Exercise goal: Repeat the records in full and exactly, omitting pictures.

Supplied data:
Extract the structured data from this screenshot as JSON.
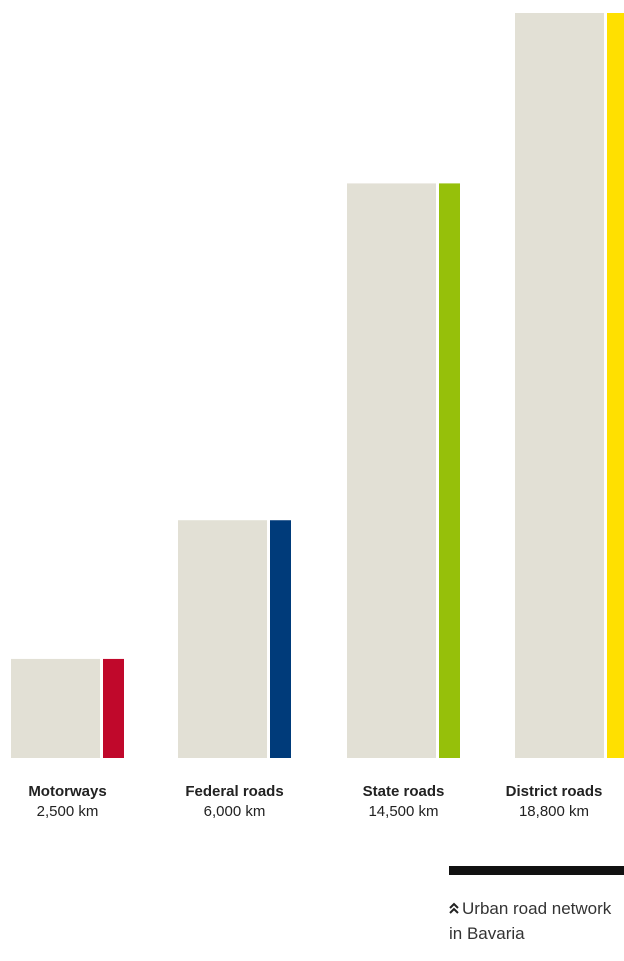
{
  "chart_data": {
    "type": "bar",
    "categories": [
      "Motorways",
      "Federal roads",
      "State roads",
      "District roads"
    ],
    "value_labels": [
      "2,500 km",
      "6,000 km",
      "14,500 km",
      "18,800 km"
    ],
    "values": [
      2500,
      6000,
      14500,
      18800
    ],
    "unit": "km",
    "ylim": [
      0,
      19000
    ],
    "accent_colors": [
      "#c0082b",
      "#003b7a",
      "#96c00a",
      "#ffe000"
    ],
    "bar_color": "#e2e0d5",
    "grid": false,
    "title": "",
    "xlabel": "",
    "ylabel": ""
  },
  "footer": {
    "note_icon": "double-chevron-up-icon",
    "note_text": "Urban road network in Bavaria"
  }
}
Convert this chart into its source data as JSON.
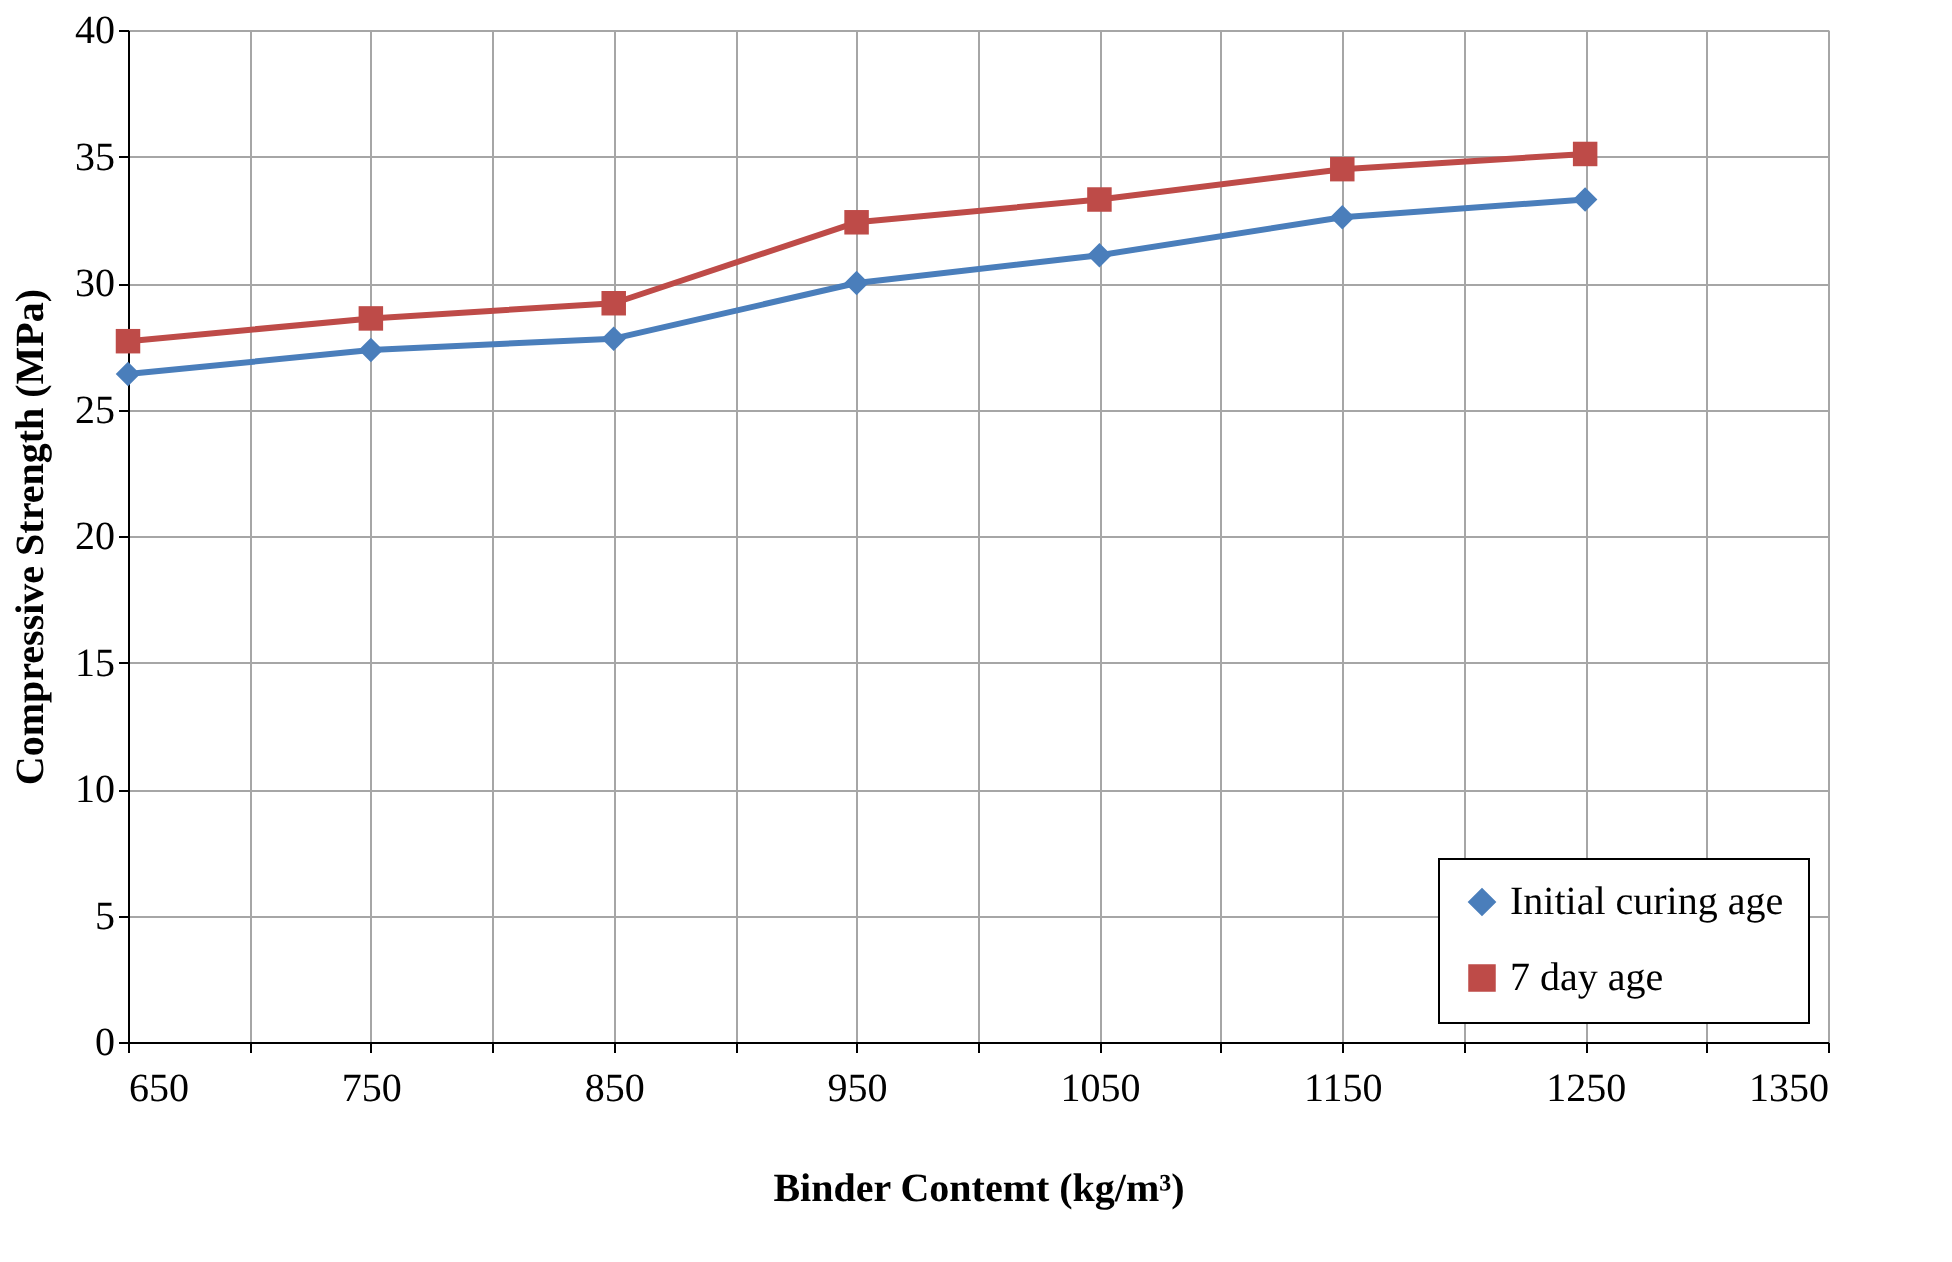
{
  "chart_data": {
    "type": "line",
    "xlabel": "Binder Contemt (kg/m³)",
    "ylabel": "Compressive Strength (MPa)",
    "x": [
      650,
      750,
      850,
      950,
      1050,
      1150,
      1250
    ],
    "series": [
      {
        "name": "Initial curing age",
        "color": "#4a7ebb",
        "marker": "diamond",
        "values": [
          26.4,
          27.35,
          27.8,
          30.0,
          31.1,
          32.6,
          33.3
        ]
      },
      {
        "name": "7 day age",
        "color": "#be4b48",
        "marker": "square",
        "values": [
          27.7,
          28.6,
          29.2,
          32.4,
          33.3,
          34.5,
          35.1
        ]
      }
    ],
    "xlim": [
      650,
      1350
    ],
    "xticks": [
      650,
      {
        "value": 700,
        "label": null
      },
      750,
      {
        "value": 800,
        "label": null
      },
      850,
      {
        "value": 900,
        "label": null
      },
      950,
      {
        "value": 1000,
        "label": null
      },
      1050,
      {
        "value": 1100,
        "label": null
      },
      1150,
      {
        "value": 1200,
        "label": null
      },
      1250,
      {
        "value": 1300,
        "label": null
      },
      1350
    ],
    "ylim": [
      0,
      40
    ],
    "yticks": [
      0,
      5,
      10,
      15,
      20,
      25,
      30,
      35,
      40
    ],
    "grid": true,
    "legend": "bottom right",
    "line_style": "solid"
  }
}
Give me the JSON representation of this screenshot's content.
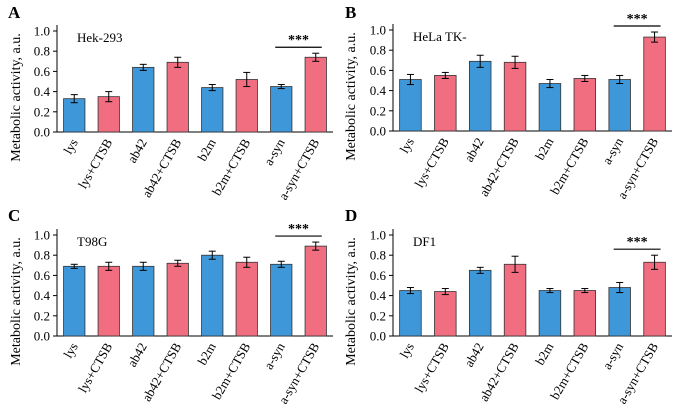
{
  "colors": {
    "blue": "#3d97d8",
    "red": "#f16e80",
    "edge": "#333333",
    "error": "#000000"
  },
  "chart_data": [
    {
      "panel": "A",
      "type": "bar",
      "title": "Hek-293",
      "ylabel": "Metabolic activity, a.u.",
      "ylim": [
        0,
        1.0
      ],
      "yticks": [
        "0.0",
        "0.2",
        "0.4",
        "0.6",
        "0.8",
        "1.0"
      ],
      "categories": [
        "lys",
        "lys+CTSB",
        "ab42",
        "ab42+CTSB",
        "b2m",
        "b2m+CTSB",
        "a-syn",
        "a-syn+CTSB"
      ],
      "values": [
        0.33,
        0.35,
        0.64,
        0.69,
        0.44,
        0.52,
        0.45,
        0.74
      ],
      "errors": [
        0.04,
        0.05,
        0.03,
        0.05,
        0.03,
        0.07,
        0.02,
        0.04
      ],
      "significance": "***"
    },
    {
      "panel": "B",
      "type": "bar",
      "title": "HeLa TK-",
      "ylabel": "Metabolic activity, a.u.",
      "ylim": [
        0,
        1.0
      ],
      "yticks": [
        "0.0",
        "0.2",
        "0.4",
        "0.6",
        "0.8",
        "1.0"
      ],
      "categories": [
        "lys",
        "lys+CTSB",
        "ab42",
        "ab42+CTSB",
        "b2m",
        "b2m+CTSB",
        "a-syn",
        "a-syn+CTSB"
      ],
      "values": [
        0.51,
        0.55,
        0.69,
        0.68,
        0.47,
        0.52,
        0.51,
        0.93
      ],
      "errors": [
        0.05,
        0.03,
        0.06,
        0.06,
        0.04,
        0.03,
        0.04,
        0.05
      ],
      "significance": "***"
    },
    {
      "panel": "C",
      "type": "bar",
      "title": "T98G",
      "ylabel": "Metabolic activity, a.u.",
      "ylim": [
        0,
        1.0
      ],
      "yticks": [
        "0.0",
        "0.2",
        "0.4",
        "0.6",
        "0.8",
        "1.0"
      ],
      "categories": [
        "lys",
        "lys+CTSB",
        "ab42",
        "ab42+CTSB",
        "b2m",
        "b2m+CTSB",
        "a-syn",
        "a-syn+CTSB"
      ],
      "values": [
        0.69,
        0.69,
        0.69,
        0.72,
        0.8,
        0.73,
        0.71,
        0.89
      ],
      "errors": [
        0.02,
        0.04,
        0.04,
        0.03,
        0.04,
        0.05,
        0.03,
        0.04
      ],
      "significance": "***"
    },
    {
      "panel": "D",
      "type": "bar",
      "title": "DF1",
      "ylabel": "Metabolic activity, a.u.",
      "ylim": [
        0,
        1.0
      ],
      "yticks": [
        "0.0",
        "0.2",
        "0.4",
        "0.6",
        "0.8",
        "1.0"
      ],
      "categories": [
        "lys",
        "lys+CTSB",
        "ab42",
        "ab42+CTSB",
        "b2m",
        "b2m+CTSB",
        "a-syn",
        "a-syn+CTSB"
      ],
      "values": [
        0.45,
        0.44,
        0.65,
        0.71,
        0.45,
        0.45,
        0.48,
        0.73
      ],
      "errors": [
        0.03,
        0.03,
        0.03,
        0.08,
        0.02,
        0.02,
        0.05,
        0.07
      ],
      "significance": "***"
    }
  ]
}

Task answer:
Extract the structured data from this screenshot as JSON.
{
  "chart_data": {
    "type": "bar",
    "categories": [
      "Motorways",
      "Federal roads",
      "State roads",
      "District roads"
    ],
    "value_labels": [
      "2,500 km",
      "6,000 km",
      "14,500 km",
      "18,800 km"
    ],
    "values": [
      2500,
      6000,
      14500,
      18800
    ],
    "unit": "km",
    "ylim": [
      0,
      19000
    ],
    "accent_colors": [
      "#c0082b",
      "#003b7a",
      "#96c00a",
      "#ffe000"
    ],
    "bar_color": "#e2e0d5",
    "grid": false,
    "title": "",
    "xlabel": "",
    "ylabel": ""
  },
  "footer": {
    "note_icon": "double-chevron-up-icon",
    "note_text": "Urban road network in Bavaria"
  }
}
Convert this chart into its source data as JSON.
{
  "chart_data": {
    "type": "line",
    "xlabel": "Binder Contemt (kg/m³)",
    "ylabel": "Compressive Strength (MPa)",
    "x": [
      650,
      750,
      850,
      950,
      1050,
      1150,
      1250
    ],
    "series": [
      {
        "name": "Initial curing age",
        "color": "#4a7ebb",
        "marker": "diamond",
        "values": [
          26.4,
          27.35,
          27.8,
          30.0,
          31.1,
          32.6,
          33.3
        ]
      },
      {
        "name": "7 day age",
        "color": "#be4b48",
        "marker": "square",
        "values": [
          27.7,
          28.6,
          29.2,
          32.4,
          33.3,
          34.5,
          35.1
        ]
      }
    ],
    "xlim": [
      650,
      1350
    ],
    "xticks": [
      650,
      {
        "value": 700,
        "label": null
      },
      750,
      {
        "value": 800,
        "label": null
      },
      850,
      {
        "value": 900,
        "label": null
      },
      950,
      {
        "value": 1000,
        "label": null
      },
      1050,
      {
        "value": 1100,
        "label": null
      },
      1150,
      {
        "value": 1200,
        "label": null
      },
      1250,
      {
        "value": 1300,
        "label": null
      },
      1350
    ],
    "ylim": [
      0,
      40
    ],
    "yticks": [
      0,
      5,
      10,
      15,
      20,
      25,
      30,
      35,
      40
    ],
    "grid": true,
    "legend": "bottom right",
    "line_style": "solid"
  }
}
Give me the JSON representation of this screenshot's content.
{
  "colors": {
    "blue": "#3d97d8",
    "red": "#f16e80",
    "edge": "#333333",
    "error": "#000000"
  },
  "chart_data": [
    {
      "panel": "A",
      "type": "bar",
      "title": "Hek-293",
      "ylabel": "Metabolic activity, a.u.",
      "ylim": [
        0,
        1.0
      ],
      "yticks": [
        "0.0",
        "0.2",
        "0.4",
        "0.6",
        "0.8",
        "1.0"
      ],
      "categories": [
        "lys",
        "lys+CTSB",
        "ab42",
        "ab42+CTSB",
        "b2m",
        "b2m+CTSB",
        "a-syn",
        "a-syn+CTSB"
      ],
      "values": [
        0.33,
        0.35,
        0.64,
        0.69,
        0.44,
        0.52,
        0.45,
        0.74
      ],
      "errors": [
        0.04,
        0.05,
        0.03,
        0.05,
        0.03,
        0.07,
        0.02,
        0.04
      ],
      "significance": "***"
    },
    {
      "panel": "B",
      "type": "bar",
      "title": "HeLa TK-",
      "ylabel": "Metabolic activity, a.u.",
      "ylim": [
        0,
        1.0
      ],
      "yticks": [
        "0.0",
        "0.2",
        "0.4",
        "0.6",
        "0.8",
        "1.0"
      ],
      "categories": [
        "lys",
        "lys+CTSB",
        "ab42",
        "ab42+CTSB",
        "b2m",
        "b2m+CTSB",
        "a-syn",
        "a-syn+CTSB"
      ],
      "values": [
        0.51,
        0.55,
        0.69,
        0.68,
        0.47,
        0.52,
        0.51,
        0.93
      ],
      "errors": [
        0.05,
        0.03,
        0.06,
        0.06,
        0.04,
        0.03,
        0.04,
        0.05
      ],
      "significance": "***"
    },
    {
      "panel": "C",
      "type": "bar",
      "title": "T98G",
      "ylabel": "Metabolic activity, a.u.",
      "ylim": [
        0,
        1.0
      ],
      "yticks": [
        "0.0",
        "0.2",
        "0.4",
        "0.6",
        "0.8",
        "1.0"
      ],
      "categories": [
        "lys",
        "lys+CTSB",
        "ab42",
        "ab42+CTSB",
        "b2m",
        "b2m+CTSB",
        "a-syn",
        "a-syn+CTSB"
      ],
      "values": [
        0.69,
        0.69,
        0.69,
        0.72,
        0.8,
        0.73,
        0.71,
        0.89
      ],
      "errors": [
        0.02,
        0.04,
        0.04,
        0.03,
        0.04,
        0.05,
        0.03,
        0.04
      ],
      "significance": "***"
    },
    {
      "panel": "D",
      "type": "bar",
      "title": "DF1",
      "ylabel": "Metabolic activity, a.u.",
      "ylim": [
        0,
        1.0
      ],
      "yticks": [
        "0.0",
        "0.2",
        "0.4",
        "0.6",
        "0.8",
        "1.0"
      ],
      "categories": [
        "lys",
        "lys+CTSB",
        "ab42",
        "ab42+CTSB",
        "b2m",
        "b2m+CTSB",
        "a-syn",
        "a-syn+CTSB"
      ],
      "values": [
        0.45,
        0.44,
        0.65,
        0.71,
        0.45,
        0.45,
        0.48,
        0.73
      ],
      "errors": [
        0.03,
        0.03,
        0.03,
        0.08,
        0.02,
        0.02,
        0.05,
        0.07
      ],
      "significance": "***"
    }
  ]
}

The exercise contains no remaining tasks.